**GOAL**: Take every line where the string "брус" appears and copy it.

(Data items)
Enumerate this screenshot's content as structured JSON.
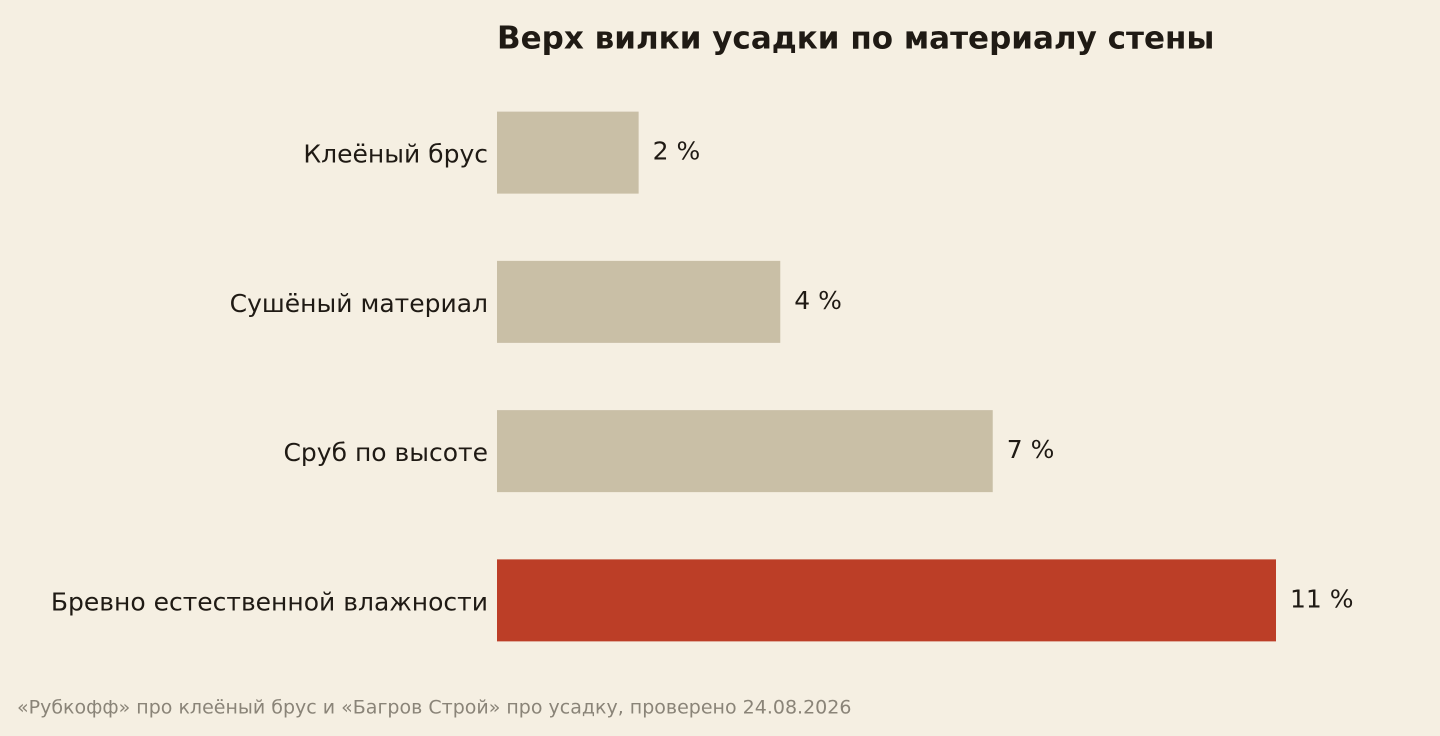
{
  "chart_data": {
    "type": "barh",
    "title": "Верх вилки усадки по материалу стены",
    "categories": [
      "Клеёный брус",
      "Сушёный материал",
      "Сруб по высоте",
      "Бревно естественной влажности"
    ],
    "values": [
      2,
      4,
      7,
      11
    ],
    "value_labels": [
      "2 %",
      "4 %",
      "7 %",
      "11 %"
    ],
    "colors": [
      "#c9bfa6",
      "#c9bfa6",
      "#c9bfa6",
      "#bc3e27"
    ],
    "source": "«Рубкофф» про клеёный брус и «Багров Строй» про усадку, проверено 24.08.2026"
  }
}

**FINISHED TASK**:
      "Клеёный брус",
    "source": "«Рубкофф» про клеёный брус и «Багров Строй» про усадку, проверено 24.08.2026"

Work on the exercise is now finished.